--- Start of Input material ---

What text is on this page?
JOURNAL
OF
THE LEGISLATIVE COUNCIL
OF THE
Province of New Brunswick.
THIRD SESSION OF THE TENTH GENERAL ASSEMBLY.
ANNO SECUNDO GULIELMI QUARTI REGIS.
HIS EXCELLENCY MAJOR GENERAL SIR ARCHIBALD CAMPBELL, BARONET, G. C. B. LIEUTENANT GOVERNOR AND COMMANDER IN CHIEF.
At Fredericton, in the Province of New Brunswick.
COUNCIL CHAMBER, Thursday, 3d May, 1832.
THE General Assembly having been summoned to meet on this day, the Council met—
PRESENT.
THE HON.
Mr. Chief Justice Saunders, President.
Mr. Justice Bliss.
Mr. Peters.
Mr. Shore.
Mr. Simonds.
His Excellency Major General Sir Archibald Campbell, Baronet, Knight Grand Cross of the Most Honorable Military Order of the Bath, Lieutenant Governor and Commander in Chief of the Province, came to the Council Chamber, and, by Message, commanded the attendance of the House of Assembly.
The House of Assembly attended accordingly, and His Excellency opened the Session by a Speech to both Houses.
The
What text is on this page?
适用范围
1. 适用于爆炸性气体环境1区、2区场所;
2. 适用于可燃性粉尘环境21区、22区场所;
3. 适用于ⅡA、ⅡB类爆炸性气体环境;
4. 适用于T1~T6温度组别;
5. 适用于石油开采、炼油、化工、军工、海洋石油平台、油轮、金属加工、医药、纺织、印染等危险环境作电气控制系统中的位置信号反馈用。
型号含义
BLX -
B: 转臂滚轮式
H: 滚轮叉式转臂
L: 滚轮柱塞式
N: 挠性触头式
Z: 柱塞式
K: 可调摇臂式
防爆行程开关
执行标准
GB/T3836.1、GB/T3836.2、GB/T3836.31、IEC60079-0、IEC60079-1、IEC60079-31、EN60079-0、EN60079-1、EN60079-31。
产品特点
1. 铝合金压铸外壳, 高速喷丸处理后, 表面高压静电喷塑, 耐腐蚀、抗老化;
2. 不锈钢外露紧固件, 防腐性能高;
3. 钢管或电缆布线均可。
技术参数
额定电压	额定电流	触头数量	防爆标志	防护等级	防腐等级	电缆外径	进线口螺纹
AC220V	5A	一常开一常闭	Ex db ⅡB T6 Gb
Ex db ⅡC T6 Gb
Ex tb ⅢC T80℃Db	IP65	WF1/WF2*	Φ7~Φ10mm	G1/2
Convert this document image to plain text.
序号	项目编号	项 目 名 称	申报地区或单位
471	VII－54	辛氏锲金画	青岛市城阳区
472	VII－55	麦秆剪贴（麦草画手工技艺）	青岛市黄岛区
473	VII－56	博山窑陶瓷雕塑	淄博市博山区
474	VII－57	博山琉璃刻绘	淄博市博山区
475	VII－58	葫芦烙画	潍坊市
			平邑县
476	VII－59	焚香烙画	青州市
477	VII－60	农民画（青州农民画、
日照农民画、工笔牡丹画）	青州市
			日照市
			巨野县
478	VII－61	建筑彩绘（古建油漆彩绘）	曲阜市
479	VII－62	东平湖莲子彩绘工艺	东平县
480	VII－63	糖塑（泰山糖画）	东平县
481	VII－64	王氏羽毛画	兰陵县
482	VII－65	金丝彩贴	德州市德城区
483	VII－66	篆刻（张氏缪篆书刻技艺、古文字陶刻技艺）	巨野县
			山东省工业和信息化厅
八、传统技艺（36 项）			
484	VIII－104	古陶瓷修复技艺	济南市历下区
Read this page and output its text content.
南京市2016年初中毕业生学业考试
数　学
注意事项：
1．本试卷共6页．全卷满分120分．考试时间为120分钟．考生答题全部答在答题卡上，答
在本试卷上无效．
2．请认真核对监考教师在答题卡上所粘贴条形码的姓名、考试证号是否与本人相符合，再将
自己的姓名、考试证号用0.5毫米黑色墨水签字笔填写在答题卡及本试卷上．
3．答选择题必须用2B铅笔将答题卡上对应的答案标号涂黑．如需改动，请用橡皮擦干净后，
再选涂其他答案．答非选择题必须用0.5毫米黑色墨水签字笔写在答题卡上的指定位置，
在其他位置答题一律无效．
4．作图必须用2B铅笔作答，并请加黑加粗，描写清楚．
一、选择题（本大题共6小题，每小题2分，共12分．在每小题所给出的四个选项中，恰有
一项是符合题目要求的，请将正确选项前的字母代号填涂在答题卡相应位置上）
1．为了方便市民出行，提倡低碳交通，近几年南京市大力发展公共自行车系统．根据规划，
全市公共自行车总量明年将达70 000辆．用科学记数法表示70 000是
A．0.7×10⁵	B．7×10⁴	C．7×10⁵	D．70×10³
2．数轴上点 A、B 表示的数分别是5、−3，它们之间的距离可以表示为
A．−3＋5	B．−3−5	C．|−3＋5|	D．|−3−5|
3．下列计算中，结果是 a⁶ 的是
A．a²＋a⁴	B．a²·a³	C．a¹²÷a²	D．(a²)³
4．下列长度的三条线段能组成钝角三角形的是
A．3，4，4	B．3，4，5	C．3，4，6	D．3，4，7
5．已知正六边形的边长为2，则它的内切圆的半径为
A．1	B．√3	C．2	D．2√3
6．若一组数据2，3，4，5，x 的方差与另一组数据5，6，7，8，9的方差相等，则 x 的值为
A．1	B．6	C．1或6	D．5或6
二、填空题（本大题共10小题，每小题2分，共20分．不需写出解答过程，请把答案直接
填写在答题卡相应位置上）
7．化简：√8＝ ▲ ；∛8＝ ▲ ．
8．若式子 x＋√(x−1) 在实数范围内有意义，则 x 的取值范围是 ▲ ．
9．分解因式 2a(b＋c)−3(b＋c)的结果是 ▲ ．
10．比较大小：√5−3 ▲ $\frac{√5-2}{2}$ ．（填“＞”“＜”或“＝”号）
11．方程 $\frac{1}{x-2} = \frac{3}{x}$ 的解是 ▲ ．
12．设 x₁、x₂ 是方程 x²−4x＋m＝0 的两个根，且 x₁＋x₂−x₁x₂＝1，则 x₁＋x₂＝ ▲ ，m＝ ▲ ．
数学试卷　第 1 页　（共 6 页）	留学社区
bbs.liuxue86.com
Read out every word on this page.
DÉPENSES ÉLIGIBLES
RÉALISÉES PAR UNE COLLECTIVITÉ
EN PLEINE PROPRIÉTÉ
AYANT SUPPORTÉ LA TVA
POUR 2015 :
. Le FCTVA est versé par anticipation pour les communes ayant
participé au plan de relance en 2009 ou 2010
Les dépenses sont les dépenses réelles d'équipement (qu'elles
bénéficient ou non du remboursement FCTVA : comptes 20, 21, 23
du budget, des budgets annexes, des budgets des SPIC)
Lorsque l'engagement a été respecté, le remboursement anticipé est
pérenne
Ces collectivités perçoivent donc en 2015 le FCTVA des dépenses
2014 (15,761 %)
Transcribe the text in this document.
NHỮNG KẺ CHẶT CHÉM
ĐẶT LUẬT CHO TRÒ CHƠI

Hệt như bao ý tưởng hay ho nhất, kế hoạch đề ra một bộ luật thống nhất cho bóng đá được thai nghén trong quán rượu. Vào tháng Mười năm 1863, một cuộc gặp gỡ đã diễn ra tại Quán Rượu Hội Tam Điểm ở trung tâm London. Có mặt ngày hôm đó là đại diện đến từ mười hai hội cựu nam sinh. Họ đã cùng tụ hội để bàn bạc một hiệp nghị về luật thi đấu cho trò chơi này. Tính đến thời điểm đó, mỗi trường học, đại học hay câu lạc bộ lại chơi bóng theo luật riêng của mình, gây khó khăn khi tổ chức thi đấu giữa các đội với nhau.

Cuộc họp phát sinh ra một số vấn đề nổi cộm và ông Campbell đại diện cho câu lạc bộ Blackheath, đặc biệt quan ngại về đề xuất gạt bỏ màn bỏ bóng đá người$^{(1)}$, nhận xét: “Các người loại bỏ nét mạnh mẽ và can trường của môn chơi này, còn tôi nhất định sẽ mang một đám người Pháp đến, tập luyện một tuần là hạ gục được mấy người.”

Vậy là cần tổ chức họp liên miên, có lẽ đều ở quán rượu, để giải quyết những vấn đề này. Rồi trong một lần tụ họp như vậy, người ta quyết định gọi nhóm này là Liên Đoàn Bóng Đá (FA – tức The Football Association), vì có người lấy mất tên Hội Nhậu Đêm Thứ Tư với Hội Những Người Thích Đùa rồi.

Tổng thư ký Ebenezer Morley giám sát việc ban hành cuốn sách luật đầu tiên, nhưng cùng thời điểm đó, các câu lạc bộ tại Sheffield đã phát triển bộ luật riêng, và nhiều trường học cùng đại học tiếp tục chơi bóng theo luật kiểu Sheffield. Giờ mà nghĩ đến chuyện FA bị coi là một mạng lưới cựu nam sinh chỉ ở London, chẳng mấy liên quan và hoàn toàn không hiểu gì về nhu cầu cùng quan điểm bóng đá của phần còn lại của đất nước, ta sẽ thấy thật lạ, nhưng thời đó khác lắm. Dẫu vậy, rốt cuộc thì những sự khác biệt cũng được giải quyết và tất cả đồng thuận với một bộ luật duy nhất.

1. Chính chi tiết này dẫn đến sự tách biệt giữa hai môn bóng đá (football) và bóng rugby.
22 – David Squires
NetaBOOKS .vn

--- End of Input material ---

» Stated exercise
Find every line in the records that contains the word "this"; copy those lines.

» Solution
What text is on this page?
THE General Assembly having been summoned to meet on this day, the Council met—
What text is on this page?
Convert this document image to plain text.
Read this page and output its text content.
Read out every word on this page.
Transcribe the text in this document.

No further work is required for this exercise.